* _STATED TASK_
Every line that holds "screenshot" should be shown.
********
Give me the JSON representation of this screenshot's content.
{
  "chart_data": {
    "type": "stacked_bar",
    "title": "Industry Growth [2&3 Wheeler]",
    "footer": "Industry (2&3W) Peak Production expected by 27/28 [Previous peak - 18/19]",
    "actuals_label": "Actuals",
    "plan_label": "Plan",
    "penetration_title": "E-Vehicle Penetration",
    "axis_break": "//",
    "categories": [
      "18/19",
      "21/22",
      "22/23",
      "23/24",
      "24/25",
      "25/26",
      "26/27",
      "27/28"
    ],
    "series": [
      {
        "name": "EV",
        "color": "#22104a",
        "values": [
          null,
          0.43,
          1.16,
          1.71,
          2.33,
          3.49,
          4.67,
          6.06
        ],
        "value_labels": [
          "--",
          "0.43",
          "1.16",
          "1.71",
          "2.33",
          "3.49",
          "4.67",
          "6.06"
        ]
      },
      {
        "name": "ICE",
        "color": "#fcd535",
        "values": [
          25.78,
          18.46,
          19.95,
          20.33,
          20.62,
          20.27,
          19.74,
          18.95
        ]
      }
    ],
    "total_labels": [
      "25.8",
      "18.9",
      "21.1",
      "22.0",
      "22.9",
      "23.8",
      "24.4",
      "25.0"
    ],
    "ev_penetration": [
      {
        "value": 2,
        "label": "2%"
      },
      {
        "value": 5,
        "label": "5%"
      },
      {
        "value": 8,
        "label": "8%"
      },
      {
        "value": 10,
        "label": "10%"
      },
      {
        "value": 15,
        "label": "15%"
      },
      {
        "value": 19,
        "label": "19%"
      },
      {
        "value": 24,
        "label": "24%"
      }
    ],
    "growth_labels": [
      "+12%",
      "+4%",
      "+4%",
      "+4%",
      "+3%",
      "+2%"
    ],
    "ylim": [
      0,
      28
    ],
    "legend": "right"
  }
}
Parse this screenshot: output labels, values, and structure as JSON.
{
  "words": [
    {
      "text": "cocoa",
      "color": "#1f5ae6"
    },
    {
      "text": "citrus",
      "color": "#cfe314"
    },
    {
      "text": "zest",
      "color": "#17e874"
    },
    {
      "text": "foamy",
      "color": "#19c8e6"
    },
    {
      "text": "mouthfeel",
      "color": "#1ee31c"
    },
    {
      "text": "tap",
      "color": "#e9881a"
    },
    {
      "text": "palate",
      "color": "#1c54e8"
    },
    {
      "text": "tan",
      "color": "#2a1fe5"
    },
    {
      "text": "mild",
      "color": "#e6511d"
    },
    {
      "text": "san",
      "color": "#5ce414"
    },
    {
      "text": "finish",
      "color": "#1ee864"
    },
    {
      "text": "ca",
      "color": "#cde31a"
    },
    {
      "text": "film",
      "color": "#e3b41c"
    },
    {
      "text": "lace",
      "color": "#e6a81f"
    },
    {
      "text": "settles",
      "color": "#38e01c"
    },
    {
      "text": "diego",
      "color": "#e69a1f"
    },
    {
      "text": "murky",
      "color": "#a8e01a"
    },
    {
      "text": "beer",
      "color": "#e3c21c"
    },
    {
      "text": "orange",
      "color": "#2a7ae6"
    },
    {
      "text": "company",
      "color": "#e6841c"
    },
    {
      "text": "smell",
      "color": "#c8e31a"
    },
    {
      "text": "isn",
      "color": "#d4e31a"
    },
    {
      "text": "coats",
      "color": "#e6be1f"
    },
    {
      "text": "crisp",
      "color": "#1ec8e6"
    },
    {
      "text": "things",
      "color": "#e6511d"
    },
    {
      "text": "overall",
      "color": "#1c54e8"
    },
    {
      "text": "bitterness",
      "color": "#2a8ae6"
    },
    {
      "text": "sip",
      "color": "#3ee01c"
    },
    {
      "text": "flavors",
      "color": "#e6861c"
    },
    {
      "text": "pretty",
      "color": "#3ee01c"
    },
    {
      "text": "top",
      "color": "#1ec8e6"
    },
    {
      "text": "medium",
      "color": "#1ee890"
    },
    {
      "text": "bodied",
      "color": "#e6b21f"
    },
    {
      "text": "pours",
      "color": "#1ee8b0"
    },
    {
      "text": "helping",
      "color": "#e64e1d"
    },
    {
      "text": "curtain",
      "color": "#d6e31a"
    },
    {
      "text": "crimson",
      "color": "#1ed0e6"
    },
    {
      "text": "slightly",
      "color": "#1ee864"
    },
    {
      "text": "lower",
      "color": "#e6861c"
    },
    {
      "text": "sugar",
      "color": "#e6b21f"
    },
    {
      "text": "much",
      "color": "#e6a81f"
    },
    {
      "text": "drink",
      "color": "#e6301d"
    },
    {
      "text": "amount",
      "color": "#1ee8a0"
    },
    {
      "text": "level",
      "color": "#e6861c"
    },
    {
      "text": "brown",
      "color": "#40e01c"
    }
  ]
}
********
* _OUTPUT BELOW_
Give me the JSON representation of this screenshot's content.
Parse this screenshot: output labels, values, and structure as JSON.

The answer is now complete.